(Data entries)

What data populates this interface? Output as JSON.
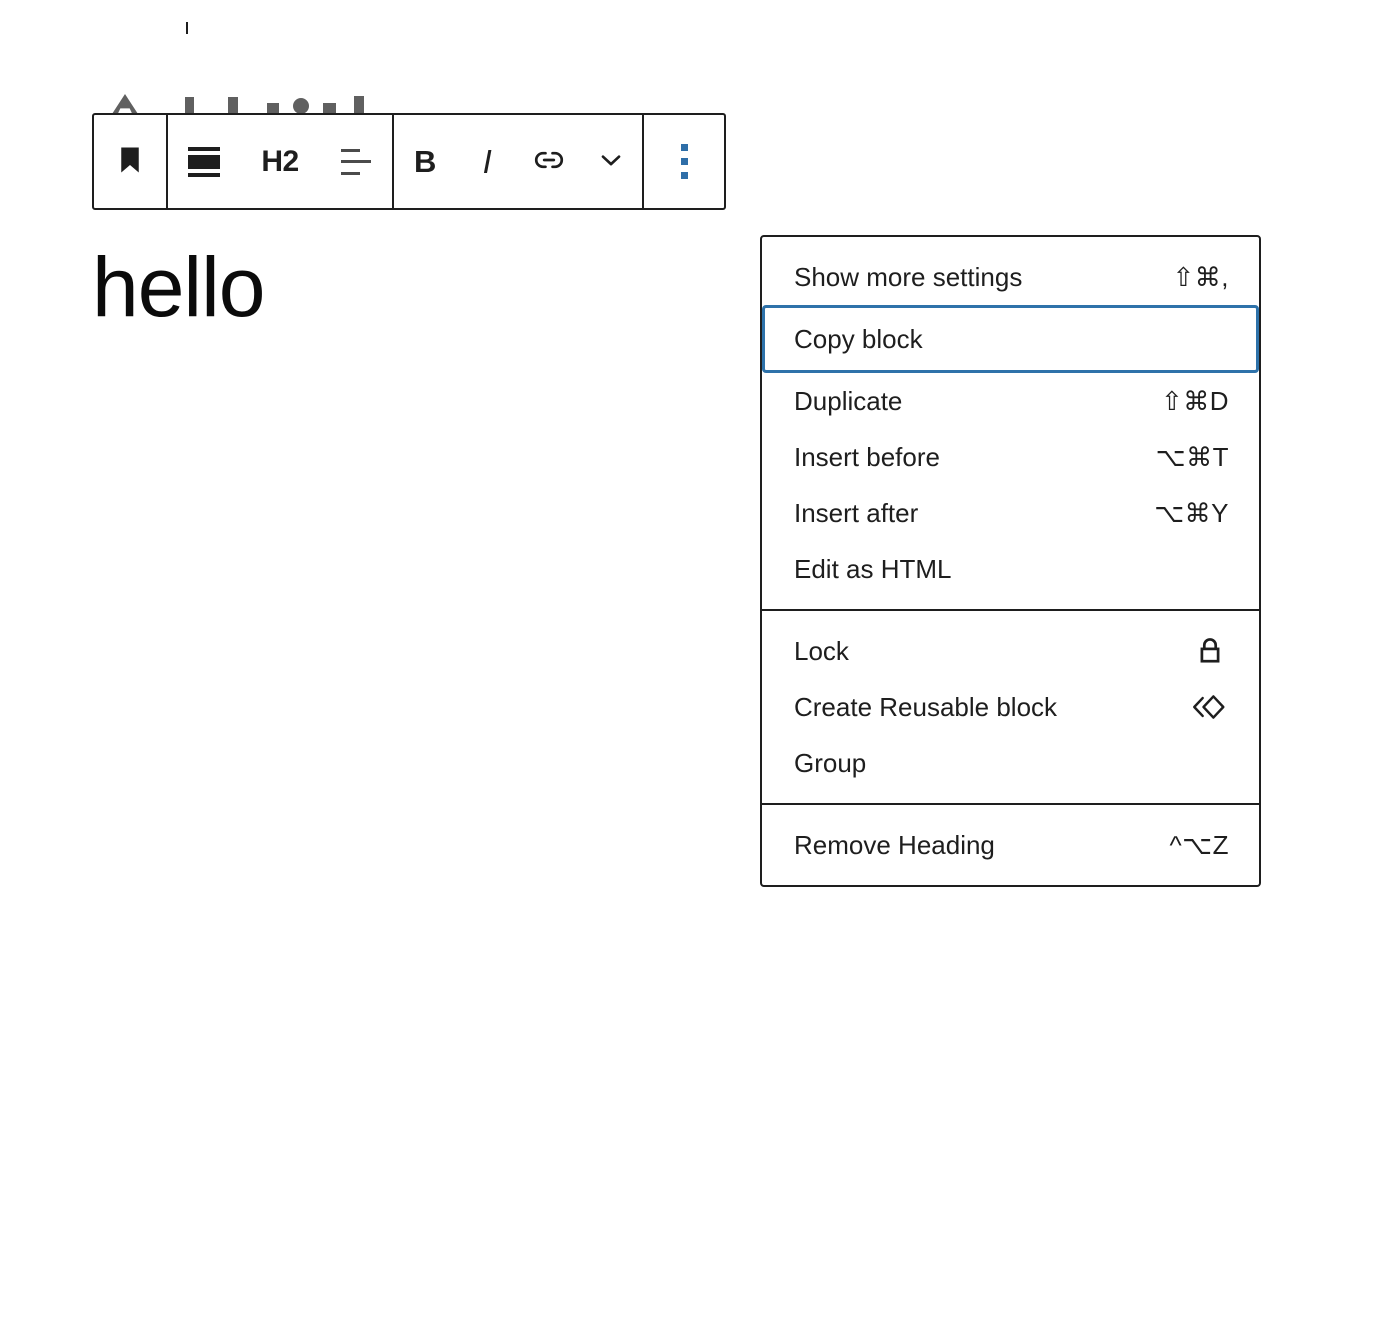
{
  "editor": {
    "heading_text": "hello",
    "toolbar": {
      "block_type_label": "block-bookmark-icon",
      "heading_level_label": "H2",
      "align_label": "align-text-icon",
      "bold_label": "B",
      "italic_label": "I",
      "link_label": "link-icon",
      "more_rich_text_label": "chevron-down-icon",
      "options_label": "more-options-icon"
    },
    "ghost_toolbar_icons": [
      "letter-a-icon",
      "bar-icon-1",
      "bar-icon-2",
      "bar-icon-3",
      "dot-icon",
      "bar-icon-4",
      "bar-icon-5"
    ]
  },
  "block_options_menu": {
    "sections": [
      {
        "items": [
          {
            "label": "Show more settings",
            "shortcut": "⇧⌘,",
            "icon": ""
          },
          {
            "label": "Copy block",
            "shortcut": "",
            "icon": "",
            "focused": true
          },
          {
            "label": "Duplicate",
            "shortcut": "⇧⌘D",
            "icon": ""
          },
          {
            "label": "Insert before",
            "shortcut": "⌥⌘T",
            "icon": ""
          },
          {
            "label": "Insert after",
            "shortcut": "⌥⌘Y",
            "icon": ""
          },
          {
            "label": "Edit as HTML",
            "shortcut": "",
            "icon": ""
          }
        ]
      },
      {
        "items": [
          {
            "label": "Lock",
            "shortcut": "",
            "icon": "lock-icon"
          },
          {
            "label": "Create Reusable block",
            "shortcut": "",
            "icon": "reusable-block-icon"
          },
          {
            "label": "Group",
            "shortcut": "",
            "icon": ""
          }
        ]
      },
      {
        "items": [
          {
            "label": "Remove Heading",
            "shortcut": "^⌥Z",
            "icon": ""
          }
        ]
      }
    ]
  },
  "colors": {
    "accent_blue": "#2e6ea8",
    "focus_blue": "#2e72aa",
    "border_dark": "#1e1e1e",
    "text": "#1e1e1e",
    "ghost_gray": "#606060"
  }
}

§ TASK INSTRUCTIONS
Exact duplication of all the records is required; pictures are omitted from the copy.

§ THE REPLY
What data populates this interface? Output as JSON.
{
  "editor": {
    "heading_text": "hello",
    "toolbar": {
      "block_type_label": "block-bookmark-icon",
      "heading_level_label": "H2",
      "align_label": "align-text-icon",
      "bold_label": "B",
      "italic_label": "I",
      "link_label": "link-icon",
      "more_rich_text_label": "chevron-down-icon",
      "options_label": "more-options-icon"
    },
    "ghost_toolbar_icons": [
      "letter-a-icon",
      "bar-icon-1",
      "bar-icon-2",
      "bar-icon-3",
      "dot-icon",
      "bar-icon-4",
      "bar-icon-5"
    ]
  },
  "block_options_menu": {
    "sections": [
      {
        "items": [
          {
            "label": "Show more settings",
            "shortcut": "⇧⌘,",
            "icon": ""
          },
          {
            "label": "Copy block",
            "shortcut": "",
            "icon": "",
            "focused": true
          },
          {
            "label": "Duplicate",
            "shortcut": "⇧⌘D",
            "icon": ""
          },
          {
            "label": "Insert before",
            "shortcut": "⌥⌘T",
            "icon": ""
          },
          {
            "label": "Insert after",
            "shortcut": "⌥⌘Y",
            "icon": ""
          },
          {
            "label": "Edit as HTML",
            "shortcut": "",
            "icon": ""
          }
        ]
      },
      {
        "items": [
          {
            "label": "Lock",
            "shortcut": "",
            "icon": "lock-icon"
          },
          {
            "label": "Create Reusable block",
            "shortcut": "",
            "icon": "reusable-block-icon"
          },
          {
            "label": "Group",
            "shortcut": "",
            "icon": ""
          }
        ]
      },
      {
        "items": [
          {
            "label": "Remove Heading",
            "shortcut": "^⌥Z",
            "icon": ""
          }
        ]
      }
    ]
  },
  "colors": {
    "accent_blue": "#2e6ea8",
    "focus_blue": "#2e72aa",
    "border_dark": "#1e1e1e",
    "text": "#1e1e1e",
    "ghost_gray": "#606060"
  }
}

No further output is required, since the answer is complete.